Will you give every entry again exactly as it stands?

Collected data:
▬▬▬

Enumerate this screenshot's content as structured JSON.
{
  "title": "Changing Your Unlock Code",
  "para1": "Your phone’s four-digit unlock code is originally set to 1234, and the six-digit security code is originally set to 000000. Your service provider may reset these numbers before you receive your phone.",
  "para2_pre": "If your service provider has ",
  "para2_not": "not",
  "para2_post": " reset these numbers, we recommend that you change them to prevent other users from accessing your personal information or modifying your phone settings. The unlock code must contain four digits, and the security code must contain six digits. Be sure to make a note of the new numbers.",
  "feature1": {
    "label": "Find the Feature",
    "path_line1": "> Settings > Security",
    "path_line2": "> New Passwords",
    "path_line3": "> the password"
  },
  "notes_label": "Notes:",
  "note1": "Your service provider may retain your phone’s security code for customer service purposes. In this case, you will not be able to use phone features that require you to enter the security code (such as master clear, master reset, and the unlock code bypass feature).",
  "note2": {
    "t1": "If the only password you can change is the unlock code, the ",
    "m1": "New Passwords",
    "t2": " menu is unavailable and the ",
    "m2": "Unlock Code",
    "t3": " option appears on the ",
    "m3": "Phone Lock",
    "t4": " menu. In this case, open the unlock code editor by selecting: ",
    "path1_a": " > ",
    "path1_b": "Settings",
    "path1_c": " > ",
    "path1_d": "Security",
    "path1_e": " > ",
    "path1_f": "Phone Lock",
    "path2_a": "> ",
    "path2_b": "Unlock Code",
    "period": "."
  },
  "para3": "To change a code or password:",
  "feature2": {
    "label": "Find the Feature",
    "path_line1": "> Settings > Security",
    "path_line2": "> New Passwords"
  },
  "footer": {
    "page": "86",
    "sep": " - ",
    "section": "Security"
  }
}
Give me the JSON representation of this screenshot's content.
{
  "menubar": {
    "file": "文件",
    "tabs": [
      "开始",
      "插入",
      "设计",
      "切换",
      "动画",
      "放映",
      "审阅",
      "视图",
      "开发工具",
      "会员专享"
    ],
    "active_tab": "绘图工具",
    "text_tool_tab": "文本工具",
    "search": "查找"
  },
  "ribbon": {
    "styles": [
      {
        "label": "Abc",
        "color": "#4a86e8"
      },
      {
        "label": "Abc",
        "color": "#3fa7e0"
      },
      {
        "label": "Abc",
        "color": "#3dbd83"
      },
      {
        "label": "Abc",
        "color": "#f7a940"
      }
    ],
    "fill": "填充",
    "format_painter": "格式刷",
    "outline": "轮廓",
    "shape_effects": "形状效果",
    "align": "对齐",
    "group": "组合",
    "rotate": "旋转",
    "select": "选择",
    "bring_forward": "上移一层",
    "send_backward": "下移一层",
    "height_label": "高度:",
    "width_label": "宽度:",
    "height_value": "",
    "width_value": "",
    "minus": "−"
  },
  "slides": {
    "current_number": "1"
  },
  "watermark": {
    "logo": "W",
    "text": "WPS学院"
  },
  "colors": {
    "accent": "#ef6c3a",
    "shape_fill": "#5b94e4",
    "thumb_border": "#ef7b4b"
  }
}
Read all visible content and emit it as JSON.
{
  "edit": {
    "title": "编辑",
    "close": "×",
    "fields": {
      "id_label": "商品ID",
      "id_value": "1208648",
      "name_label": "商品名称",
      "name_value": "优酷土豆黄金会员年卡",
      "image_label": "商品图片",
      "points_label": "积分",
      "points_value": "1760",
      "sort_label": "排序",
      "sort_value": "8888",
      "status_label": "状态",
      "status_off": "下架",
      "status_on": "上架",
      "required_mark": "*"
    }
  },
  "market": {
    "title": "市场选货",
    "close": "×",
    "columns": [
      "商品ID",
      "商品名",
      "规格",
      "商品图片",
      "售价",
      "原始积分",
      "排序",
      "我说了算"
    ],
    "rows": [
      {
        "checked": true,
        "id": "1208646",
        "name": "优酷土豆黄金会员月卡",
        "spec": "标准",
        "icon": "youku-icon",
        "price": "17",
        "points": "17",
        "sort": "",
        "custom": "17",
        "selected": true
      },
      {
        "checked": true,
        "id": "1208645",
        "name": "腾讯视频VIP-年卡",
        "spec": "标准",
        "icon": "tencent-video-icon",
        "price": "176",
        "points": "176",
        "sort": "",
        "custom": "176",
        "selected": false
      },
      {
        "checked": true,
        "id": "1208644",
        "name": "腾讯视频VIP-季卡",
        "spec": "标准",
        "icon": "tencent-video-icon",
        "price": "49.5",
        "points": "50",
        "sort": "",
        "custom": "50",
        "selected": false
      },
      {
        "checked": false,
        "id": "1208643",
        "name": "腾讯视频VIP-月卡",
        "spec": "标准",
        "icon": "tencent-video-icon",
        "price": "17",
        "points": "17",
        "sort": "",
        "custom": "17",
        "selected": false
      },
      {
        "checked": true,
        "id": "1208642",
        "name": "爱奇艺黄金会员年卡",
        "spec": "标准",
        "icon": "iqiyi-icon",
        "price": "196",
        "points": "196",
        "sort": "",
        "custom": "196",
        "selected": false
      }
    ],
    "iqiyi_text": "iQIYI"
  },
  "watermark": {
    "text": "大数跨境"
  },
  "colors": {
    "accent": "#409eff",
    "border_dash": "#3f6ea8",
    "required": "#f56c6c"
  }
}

▬▬▬

— Task output —
Enumerate this screenshot's content as structured JSON.
{
  "title": "Changing Your Unlock Code",
  "para1": "Your phone’s four-digit unlock code is originally set to 1234, and the six-digit security code is originally set to 000000. Your service provider may reset these numbers before you receive your phone.",
  "para2_pre": "If your service provider has ",
  "para2_not": "not",
  "para2_post": " reset these numbers, we recommend that you change them to prevent other users from accessing your personal information or modifying your phone settings. The unlock code must contain four digits, and the security code must contain six digits. Be sure to make a note of the new numbers.",
  "feature1": {
    "label": "Find the Feature",
    "path_line1": "> Settings > Security",
    "path_line2": "> New Passwords",
    "path_line3": "> the password"
  },
  "notes_label": "Notes:",
  "note1": "Your service provider may retain your phone’s security code for customer service purposes. In this case, you will not be able to use phone features that require you to enter the security code (such as master clear, master reset, and the unlock code bypass feature).",
  "note2": {
    "t1": "If the only password you can change is the unlock code, the ",
    "m1": "New Passwords",
    "t2": " menu is unavailable and the ",
    "m2": "Unlock Code",
    "t3": " option appears on the ",
    "m3": "Phone Lock",
    "t4": " menu. In this case, open the unlock code editor by selecting: ",
    "path1_a": " > ",
    "path1_b": "Settings",
    "path1_c": " > ",
    "path1_d": "Security",
    "path1_e": " > ",
    "path1_f": "Phone Lock",
    "path2_a": "> ",
    "path2_b": "Unlock Code",
    "period": "."
  },
  "para3": "To change a code or password:",
  "feature2": {
    "label": "Find the Feature",
    "path_line1": "> Settings > Security",
    "path_line2": "> New Passwords"
  },
  "footer": {
    "page": "86",
    "sep": " - ",
    "section": "Security"
  }
}
Give me the JSON representation of this screenshot's content.
{
  "menubar": {
    "file": "文件",
    "tabs": [
      "开始",
      "插入",
      "设计",
      "切换",
      "动画",
      "放映",
      "审阅",
      "视图",
      "开发工具",
      "会员专享"
    ],
    "active_tab": "绘图工具",
    "text_tool_tab": "文本工具",
    "search": "查找"
  },
  "ribbon": {
    "styles": [
      {
        "label": "Abc",
        "color": "#4a86e8"
      },
      {
        "label": "Abc",
        "color": "#3fa7e0"
      },
      {
        "label": "Abc",
        "color": "#3dbd83"
      },
      {
        "label": "Abc",
        "color": "#f7a940"
      }
    ],
    "fill": "填充",
    "format_painter": "格式刷",
    "outline": "轮廓",
    "shape_effects": "形状效果",
    "align": "对齐",
    "group": "组合",
    "rotate": "旋转",
    "select": "选择",
    "bring_forward": "上移一层",
    "send_backward": "下移一层",
    "height_label": "高度:",
    "width_label": "宽度:",
    "height_value": "",
    "width_value": "",
    "minus": "−"
  },
  "slides": {
    "current_number": "1"
  },
  "watermark": {
    "logo": "W",
    "text": "WPS学院"
  },
  "colors": {
    "accent": "#ef6c3a",
    "shape_fill": "#5b94e4",
    "thumb_border": "#ef7b4b"
  }
}
Read all visible content and emit it as JSON.
{
  "edit": {
    "title": "编辑",
    "close": "×",
    "fields": {
      "id_label": "商品ID",
      "id_value": "1208648",
      "name_label": "商品名称",
      "name_value": "优酷土豆黄金会员年卡",
      "image_label": "商品图片",
      "points_label": "积分",
      "points_value": "1760",
      "sort_label": "排序",
      "sort_value": "8888",
      "status_label": "状态",
      "status_off": "下架",
      "status_on": "上架",
      "required_mark": "*"
    }
  },
  "market": {
    "title": "市场选货",
    "close": "×",
    "columns": [
      "商品ID",
      "商品名",
      "规格",
      "商品图片",
      "售价",
      "原始积分",
      "排序",
      "我说了算"
    ],
    "rows": [
      {
        "checked": true,
        "id": "1208646",
        "name": "优酷土豆黄金会员月卡",
        "spec": "标准",
        "icon": "youku-icon",
        "price": "17",
        "points": "17",
        "sort": "",
        "custom": "17",
        "selected": true
      },
      {
        "checked": true,
        "id": "1208645",
        "name": "腾讯视频VIP-年卡",
        "spec": "标准",
        "icon": "tencent-video-icon",
        "price": "176",
        "points": "176",
        "sort": "",
        "custom": "176",
        "selected": false
      },
      {
        "checked": true,
        "id": "1208644",
        "name": "腾讯视频VIP-季卡",
        "spec": "标准",
        "icon": "tencent-video-icon",
        "price": "49.5",
        "points": "50",
        "sort": "",
        "custom": "50",
        "selected": false
      },
      {
        "checked": false,
        "id": "1208643",
        "name": "腾讯视频VIP-月卡",
        "spec": "标准",
        "icon": "tencent-video-icon",
        "price": "17",
        "points": "17",
        "sort": "",
        "custom": "17",
        "selected": false
      },
      {
        "checked": true,
        "id": "1208642",
        "name": "爱奇艺黄金会员年卡",
        "spec": "标准",
        "icon": "iqiyi-icon",
        "price": "196",
        "points": "196",
        "sort": "",
        "custom": "196",
        "selected": false
      }
    ],
    "iqiyi_text": "iQIYI"
  },
  "watermark": {
    "text": "大数跨境"
  },
  "colors": {
    "accent": "#409eff",
    "border_dash": "#3f6ea8",
    "required": "#f56c6c"
  }
}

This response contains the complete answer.